Dataset items:
—————
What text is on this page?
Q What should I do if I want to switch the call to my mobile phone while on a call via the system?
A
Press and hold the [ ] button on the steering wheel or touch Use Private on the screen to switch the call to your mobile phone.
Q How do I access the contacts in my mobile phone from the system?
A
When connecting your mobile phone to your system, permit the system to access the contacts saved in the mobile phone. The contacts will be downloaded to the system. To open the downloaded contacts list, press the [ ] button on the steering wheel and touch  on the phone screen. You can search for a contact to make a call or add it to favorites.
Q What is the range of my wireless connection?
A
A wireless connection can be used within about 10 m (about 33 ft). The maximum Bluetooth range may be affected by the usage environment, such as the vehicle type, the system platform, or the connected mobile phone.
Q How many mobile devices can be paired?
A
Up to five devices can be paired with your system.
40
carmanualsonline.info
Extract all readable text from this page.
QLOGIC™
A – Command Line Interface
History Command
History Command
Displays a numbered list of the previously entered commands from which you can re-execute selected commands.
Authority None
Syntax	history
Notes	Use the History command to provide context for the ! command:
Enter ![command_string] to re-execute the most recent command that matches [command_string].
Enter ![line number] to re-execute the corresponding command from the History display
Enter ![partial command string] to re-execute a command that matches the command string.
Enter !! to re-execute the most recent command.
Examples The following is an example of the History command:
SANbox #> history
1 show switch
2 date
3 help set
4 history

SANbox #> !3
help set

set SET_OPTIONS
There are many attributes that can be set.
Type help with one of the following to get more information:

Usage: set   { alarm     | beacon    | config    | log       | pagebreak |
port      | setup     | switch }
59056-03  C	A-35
—————
» Work to complete
Reproduce the material precisely, including every line.

» Response for this exercise
What text is on this page?
Q What should I do if I want to switch the call to my mobile phone while on a call via the system?
A
Press and hold the [ ] button on the steering wheel or touch Use Private on the screen to switch the call to your mobile phone.
Q How do I access the contacts in my mobile phone from the system?
A
When connecting your mobile phone to your system, permit the system to access the contacts saved in the mobile phone. The contacts will be downloaded to the system. To open the downloaded contacts list, press the [ ] button on the steering wheel and touch  on the phone screen. You can search for a contact to make a call or add it to favorites.
Q What is the range of my wireless connection?
A
A wireless connection can be used within about 10 m (about 33 ft). The maximum Bluetooth range may be affected by the usage environment, such as the vehicle type, the system platform, or the connected mobile phone.
Q How many mobile devices can be paired?
A
Up to five devices can be paired with your system.
40
carmanualsonline.info
Extract all readable text from this page.
QLOGIC™
A – Command Line Interface
History Command
History Command
Displays a numbered list of the previously entered commands from which you can re-execute selected commands.
Authority None
Syntax	history
Notes	Use the History command to provide context for the ! command:
Enter ![command_string] to re-execute the most recent command that matches [command_string].
Enter ![line number] to re-execute the corresponding command from the History display
Enter ![partial command string] to re-execute a command that matches the command string.
Enter !! to re-execute the most recent command.
Examples The following is an example of the History command:
SANbox #> history
1 show switch
2 date
3 help set
4 history

SANbox #> !3
help set

set SET_OPTIONS
There are many attributes that can be set.
Type help with one of the following to get more information:

Usage: set   { alarm     | beacon    | config    | log       | pagebreak |
port      | setup     | switch }
59056-03  C	A-35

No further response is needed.